▶ [Directive]
Show all lines from the listing below that contain "type".

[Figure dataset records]
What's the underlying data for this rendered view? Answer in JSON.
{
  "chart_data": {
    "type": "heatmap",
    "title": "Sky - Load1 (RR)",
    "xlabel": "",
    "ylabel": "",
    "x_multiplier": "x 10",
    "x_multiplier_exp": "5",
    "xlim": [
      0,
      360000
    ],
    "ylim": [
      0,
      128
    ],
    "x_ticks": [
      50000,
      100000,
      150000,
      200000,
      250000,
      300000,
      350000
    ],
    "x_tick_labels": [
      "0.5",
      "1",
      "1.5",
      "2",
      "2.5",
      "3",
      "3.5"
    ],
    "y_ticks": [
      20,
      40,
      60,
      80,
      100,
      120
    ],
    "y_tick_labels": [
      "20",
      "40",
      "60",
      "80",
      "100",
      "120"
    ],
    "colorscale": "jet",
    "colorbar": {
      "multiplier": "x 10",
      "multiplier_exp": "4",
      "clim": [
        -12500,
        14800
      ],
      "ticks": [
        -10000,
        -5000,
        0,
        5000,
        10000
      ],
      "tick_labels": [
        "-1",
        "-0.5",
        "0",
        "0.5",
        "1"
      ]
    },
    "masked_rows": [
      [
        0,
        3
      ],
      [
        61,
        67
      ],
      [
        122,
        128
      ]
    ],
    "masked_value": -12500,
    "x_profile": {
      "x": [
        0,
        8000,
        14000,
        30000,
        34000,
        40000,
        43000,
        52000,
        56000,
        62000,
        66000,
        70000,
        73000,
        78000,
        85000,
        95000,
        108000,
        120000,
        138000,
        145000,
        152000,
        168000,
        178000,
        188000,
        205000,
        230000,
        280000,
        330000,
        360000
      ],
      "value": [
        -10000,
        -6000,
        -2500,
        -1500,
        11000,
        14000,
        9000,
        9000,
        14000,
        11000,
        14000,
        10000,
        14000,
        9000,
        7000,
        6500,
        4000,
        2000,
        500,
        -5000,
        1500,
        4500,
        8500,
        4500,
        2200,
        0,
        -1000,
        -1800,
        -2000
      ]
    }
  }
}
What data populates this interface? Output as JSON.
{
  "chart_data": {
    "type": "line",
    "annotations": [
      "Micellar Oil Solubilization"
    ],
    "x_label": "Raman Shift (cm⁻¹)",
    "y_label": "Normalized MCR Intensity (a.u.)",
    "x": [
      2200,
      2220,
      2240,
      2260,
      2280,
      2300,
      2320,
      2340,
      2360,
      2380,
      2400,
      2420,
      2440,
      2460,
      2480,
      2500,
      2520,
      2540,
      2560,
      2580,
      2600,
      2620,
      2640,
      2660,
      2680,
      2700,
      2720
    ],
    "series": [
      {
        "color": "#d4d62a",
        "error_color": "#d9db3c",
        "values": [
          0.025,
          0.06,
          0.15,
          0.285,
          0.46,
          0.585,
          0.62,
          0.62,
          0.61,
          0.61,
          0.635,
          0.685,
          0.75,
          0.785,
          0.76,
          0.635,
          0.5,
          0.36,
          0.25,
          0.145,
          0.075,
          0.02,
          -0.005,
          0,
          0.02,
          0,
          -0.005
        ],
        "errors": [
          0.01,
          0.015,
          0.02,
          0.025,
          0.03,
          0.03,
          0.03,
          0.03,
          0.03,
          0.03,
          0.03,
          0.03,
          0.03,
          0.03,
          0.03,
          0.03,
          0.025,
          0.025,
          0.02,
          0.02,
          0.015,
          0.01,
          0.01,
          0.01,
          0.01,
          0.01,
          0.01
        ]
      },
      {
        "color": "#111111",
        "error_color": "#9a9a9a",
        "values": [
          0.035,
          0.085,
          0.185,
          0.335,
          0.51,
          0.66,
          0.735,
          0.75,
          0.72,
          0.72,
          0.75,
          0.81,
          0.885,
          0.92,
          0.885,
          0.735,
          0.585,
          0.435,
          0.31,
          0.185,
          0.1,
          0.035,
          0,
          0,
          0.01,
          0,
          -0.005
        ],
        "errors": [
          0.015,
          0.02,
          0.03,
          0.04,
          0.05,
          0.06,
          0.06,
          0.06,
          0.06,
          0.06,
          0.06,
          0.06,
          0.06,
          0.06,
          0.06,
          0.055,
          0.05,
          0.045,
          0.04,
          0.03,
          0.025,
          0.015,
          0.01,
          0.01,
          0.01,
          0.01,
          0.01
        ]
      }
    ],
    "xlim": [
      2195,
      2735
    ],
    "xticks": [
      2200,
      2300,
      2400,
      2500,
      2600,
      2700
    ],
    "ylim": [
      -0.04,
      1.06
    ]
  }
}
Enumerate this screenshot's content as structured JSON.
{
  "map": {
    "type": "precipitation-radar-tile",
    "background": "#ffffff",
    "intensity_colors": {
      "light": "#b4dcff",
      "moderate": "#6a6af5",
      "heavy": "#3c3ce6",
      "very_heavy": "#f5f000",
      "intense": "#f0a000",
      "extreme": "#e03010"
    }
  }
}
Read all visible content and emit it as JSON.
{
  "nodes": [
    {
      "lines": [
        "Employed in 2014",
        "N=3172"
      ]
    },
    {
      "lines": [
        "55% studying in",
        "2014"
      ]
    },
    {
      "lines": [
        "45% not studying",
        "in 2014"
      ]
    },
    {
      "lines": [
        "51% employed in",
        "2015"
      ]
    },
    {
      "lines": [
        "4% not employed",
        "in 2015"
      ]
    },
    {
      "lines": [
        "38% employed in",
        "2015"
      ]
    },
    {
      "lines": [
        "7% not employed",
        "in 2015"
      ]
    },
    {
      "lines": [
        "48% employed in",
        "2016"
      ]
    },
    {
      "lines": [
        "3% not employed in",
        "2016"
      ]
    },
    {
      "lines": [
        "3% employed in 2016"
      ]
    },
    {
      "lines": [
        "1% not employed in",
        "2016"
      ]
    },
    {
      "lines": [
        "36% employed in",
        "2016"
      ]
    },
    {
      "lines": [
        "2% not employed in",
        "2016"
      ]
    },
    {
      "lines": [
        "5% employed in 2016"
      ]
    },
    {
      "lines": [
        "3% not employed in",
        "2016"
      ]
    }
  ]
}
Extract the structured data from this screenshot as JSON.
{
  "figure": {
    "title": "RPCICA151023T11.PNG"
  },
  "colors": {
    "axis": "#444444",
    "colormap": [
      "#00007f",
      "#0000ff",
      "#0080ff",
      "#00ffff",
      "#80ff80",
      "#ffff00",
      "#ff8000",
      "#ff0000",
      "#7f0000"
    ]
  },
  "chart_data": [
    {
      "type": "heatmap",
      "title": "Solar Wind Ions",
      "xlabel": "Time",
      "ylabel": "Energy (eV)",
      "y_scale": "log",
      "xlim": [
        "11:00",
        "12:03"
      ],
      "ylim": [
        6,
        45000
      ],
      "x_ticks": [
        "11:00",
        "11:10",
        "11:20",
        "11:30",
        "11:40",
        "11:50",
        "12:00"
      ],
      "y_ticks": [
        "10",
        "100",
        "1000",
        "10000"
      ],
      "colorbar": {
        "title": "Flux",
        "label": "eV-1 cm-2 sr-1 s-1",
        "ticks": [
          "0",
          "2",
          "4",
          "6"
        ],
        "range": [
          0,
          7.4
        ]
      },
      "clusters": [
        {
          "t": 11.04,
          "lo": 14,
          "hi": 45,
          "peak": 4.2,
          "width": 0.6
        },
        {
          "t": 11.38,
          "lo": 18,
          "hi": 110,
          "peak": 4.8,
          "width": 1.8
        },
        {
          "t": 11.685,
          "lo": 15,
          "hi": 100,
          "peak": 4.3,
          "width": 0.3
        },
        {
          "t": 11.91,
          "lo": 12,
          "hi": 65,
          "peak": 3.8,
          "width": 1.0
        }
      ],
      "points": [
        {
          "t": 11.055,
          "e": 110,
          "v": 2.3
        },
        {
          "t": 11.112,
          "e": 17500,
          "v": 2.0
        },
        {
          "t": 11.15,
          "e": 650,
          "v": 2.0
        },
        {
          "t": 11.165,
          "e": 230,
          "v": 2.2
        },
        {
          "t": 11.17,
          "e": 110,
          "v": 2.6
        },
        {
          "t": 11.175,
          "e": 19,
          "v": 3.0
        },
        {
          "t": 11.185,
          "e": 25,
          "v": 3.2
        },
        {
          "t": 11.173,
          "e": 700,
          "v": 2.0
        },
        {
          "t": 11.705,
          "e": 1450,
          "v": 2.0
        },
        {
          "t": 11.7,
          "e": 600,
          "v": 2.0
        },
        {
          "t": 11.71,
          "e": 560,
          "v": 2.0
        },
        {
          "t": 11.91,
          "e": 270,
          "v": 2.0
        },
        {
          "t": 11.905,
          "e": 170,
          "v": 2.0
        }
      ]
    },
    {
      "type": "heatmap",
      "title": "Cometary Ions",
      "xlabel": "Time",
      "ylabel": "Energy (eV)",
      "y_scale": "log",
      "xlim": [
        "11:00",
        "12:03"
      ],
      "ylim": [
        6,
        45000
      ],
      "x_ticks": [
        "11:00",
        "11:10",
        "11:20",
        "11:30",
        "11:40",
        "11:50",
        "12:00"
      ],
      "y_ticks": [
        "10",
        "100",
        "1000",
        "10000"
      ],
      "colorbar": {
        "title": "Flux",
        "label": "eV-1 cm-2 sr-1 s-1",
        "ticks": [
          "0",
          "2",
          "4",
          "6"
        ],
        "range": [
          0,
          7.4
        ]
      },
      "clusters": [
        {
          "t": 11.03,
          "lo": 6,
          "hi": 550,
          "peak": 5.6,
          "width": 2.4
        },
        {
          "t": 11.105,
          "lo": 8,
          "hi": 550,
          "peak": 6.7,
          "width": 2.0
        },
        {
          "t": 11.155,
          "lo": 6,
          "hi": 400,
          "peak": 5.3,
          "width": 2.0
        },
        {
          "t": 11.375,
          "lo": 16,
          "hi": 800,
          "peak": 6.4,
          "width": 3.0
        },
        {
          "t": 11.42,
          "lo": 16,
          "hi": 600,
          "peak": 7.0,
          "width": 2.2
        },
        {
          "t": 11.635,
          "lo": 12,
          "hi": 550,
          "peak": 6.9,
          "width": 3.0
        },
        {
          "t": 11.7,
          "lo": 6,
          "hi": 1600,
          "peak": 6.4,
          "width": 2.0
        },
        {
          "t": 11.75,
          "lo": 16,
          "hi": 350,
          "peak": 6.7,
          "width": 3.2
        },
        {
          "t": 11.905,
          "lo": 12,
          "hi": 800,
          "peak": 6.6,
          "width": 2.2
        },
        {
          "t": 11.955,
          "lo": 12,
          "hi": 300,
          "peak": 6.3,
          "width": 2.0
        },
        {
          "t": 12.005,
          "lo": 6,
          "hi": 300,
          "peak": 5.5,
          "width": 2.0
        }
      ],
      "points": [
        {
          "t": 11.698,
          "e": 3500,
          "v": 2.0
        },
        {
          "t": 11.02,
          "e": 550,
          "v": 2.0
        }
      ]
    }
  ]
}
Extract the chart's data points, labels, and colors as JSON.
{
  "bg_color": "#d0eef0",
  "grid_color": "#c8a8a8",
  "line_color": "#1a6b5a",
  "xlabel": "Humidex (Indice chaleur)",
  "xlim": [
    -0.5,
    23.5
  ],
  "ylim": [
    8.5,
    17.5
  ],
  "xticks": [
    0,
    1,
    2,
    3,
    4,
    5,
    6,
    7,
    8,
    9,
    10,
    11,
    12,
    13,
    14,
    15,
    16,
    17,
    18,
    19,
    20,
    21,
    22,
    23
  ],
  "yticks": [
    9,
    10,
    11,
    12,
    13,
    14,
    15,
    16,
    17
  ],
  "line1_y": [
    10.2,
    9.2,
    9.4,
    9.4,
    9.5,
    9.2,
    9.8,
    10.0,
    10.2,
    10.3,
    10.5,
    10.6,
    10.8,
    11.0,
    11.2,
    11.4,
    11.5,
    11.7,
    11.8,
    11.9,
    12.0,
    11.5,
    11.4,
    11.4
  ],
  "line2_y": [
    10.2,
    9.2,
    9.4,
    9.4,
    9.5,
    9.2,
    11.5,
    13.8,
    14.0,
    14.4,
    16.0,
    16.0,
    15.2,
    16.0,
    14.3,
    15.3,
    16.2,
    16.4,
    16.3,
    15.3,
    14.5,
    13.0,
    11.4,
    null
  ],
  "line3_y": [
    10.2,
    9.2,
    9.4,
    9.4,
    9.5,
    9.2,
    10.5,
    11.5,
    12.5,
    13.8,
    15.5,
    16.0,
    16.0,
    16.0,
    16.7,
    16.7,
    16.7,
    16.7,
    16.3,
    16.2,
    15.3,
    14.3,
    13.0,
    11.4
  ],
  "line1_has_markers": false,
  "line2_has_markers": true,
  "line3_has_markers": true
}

▶ [Response to the task]
    "type": "heatmap",
    "type": "line",
    "type": "precipitation-radar-tile",
      "type": "heatmap",
      "type": "heatmap",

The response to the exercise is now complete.